» **Data entries**:
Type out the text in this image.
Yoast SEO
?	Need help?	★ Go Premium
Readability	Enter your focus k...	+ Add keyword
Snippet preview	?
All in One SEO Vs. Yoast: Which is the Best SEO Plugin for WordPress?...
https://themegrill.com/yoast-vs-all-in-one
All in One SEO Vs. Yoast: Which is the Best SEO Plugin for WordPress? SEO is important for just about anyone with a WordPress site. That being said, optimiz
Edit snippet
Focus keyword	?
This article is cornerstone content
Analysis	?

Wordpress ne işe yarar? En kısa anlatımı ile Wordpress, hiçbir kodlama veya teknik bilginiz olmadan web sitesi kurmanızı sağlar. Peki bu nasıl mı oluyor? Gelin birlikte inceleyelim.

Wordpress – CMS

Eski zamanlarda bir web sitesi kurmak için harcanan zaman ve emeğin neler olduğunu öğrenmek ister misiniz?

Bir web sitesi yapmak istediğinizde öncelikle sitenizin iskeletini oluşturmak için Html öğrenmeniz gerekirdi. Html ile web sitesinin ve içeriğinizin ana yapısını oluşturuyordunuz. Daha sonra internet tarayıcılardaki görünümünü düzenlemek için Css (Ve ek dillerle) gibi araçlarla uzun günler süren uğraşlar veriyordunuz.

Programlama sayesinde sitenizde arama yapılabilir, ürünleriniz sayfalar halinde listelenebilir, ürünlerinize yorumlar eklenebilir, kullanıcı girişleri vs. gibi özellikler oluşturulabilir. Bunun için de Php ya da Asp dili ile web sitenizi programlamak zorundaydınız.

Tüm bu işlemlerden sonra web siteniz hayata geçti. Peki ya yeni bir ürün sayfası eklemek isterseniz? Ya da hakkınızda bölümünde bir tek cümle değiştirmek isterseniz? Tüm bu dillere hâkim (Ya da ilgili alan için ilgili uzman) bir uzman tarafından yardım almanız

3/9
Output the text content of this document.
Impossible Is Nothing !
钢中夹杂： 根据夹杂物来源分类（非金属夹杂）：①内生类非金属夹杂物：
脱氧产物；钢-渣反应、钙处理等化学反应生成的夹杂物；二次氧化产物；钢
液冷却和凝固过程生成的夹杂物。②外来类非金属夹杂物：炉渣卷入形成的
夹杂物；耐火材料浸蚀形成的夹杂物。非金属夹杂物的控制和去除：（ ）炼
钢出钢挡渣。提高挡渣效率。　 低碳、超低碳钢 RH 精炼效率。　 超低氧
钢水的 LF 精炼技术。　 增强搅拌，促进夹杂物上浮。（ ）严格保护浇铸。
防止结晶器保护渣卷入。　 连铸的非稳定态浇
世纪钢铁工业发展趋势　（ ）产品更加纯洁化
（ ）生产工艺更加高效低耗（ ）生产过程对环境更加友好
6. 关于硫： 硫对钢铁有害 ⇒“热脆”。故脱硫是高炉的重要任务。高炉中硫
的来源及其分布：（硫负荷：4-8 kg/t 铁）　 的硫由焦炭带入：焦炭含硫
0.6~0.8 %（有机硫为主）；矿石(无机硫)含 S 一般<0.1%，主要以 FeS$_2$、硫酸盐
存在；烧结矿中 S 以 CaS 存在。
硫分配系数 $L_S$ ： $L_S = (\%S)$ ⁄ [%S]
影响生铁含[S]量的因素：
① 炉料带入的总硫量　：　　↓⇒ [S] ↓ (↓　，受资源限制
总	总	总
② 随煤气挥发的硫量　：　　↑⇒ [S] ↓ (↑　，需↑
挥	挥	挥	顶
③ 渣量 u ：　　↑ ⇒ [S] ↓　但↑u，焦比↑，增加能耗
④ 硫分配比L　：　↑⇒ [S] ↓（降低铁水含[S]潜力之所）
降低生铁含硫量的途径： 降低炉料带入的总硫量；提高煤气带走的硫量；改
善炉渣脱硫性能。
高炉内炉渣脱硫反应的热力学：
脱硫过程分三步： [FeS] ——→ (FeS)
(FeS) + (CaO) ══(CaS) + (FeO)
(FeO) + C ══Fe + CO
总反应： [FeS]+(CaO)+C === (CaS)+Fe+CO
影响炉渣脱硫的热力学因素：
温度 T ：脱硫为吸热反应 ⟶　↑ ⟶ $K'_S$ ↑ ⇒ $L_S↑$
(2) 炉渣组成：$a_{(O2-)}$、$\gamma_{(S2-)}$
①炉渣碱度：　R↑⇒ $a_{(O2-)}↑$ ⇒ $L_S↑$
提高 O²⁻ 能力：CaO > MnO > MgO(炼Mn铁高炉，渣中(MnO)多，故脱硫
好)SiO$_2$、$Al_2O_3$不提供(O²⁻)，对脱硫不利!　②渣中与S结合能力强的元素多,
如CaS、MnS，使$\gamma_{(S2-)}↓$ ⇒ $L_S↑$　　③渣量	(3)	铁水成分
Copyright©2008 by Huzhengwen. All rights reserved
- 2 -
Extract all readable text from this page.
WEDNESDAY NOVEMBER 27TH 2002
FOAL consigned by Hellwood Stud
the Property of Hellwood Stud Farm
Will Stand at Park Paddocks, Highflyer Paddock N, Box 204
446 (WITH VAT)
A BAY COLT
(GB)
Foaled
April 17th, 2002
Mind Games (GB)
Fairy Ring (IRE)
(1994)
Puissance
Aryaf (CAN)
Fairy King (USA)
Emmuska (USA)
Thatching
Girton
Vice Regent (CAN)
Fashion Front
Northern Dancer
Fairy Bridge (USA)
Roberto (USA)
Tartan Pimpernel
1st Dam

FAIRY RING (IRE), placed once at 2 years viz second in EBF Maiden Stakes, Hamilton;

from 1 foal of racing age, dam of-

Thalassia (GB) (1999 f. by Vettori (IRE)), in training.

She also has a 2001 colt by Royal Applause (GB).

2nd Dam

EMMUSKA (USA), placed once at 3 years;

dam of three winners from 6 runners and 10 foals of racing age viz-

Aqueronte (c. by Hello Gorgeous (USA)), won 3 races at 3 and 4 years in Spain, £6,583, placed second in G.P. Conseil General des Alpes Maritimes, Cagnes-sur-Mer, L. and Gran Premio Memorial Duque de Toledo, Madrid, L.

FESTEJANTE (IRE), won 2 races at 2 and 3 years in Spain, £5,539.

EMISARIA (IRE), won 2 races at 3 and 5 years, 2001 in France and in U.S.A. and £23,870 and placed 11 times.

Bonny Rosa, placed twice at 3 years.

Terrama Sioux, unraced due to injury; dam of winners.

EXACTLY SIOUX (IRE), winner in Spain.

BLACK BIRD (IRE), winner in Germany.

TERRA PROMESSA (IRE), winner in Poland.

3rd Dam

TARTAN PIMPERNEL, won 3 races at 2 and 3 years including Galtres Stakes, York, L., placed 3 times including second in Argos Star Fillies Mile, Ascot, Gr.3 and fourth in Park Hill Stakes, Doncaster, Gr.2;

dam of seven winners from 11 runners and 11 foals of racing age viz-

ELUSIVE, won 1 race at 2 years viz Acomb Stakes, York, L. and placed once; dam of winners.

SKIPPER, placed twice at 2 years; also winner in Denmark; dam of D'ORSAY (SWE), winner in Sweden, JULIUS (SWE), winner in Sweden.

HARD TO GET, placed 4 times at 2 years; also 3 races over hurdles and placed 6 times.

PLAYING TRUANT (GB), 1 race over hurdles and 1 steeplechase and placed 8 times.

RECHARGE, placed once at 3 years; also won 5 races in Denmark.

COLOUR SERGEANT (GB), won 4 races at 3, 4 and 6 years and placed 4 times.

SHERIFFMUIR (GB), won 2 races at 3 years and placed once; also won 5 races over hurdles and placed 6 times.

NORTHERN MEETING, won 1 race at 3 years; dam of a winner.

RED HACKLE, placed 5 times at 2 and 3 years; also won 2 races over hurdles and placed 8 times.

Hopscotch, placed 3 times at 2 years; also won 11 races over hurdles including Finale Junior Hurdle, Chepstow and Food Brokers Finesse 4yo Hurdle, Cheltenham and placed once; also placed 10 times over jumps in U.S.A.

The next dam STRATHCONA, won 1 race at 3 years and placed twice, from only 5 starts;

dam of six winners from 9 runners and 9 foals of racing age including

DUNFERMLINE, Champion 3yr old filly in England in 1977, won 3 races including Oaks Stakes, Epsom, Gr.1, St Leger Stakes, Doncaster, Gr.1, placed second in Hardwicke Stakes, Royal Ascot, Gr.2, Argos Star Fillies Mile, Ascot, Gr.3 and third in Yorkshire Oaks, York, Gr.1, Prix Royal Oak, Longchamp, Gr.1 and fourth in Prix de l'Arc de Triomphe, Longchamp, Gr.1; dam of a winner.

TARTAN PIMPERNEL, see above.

» **Objective**: List all lines where "racing" occurs.

» **Written response**:
from 1 foal of racing age, dam of-
dam of three winners from 6 runners and 10 foals of racing age viz-
dam of seven winners from 11 runners and 11 foals of racing age viz-
dam of six winners from 9 runners and 9 foals of racing age including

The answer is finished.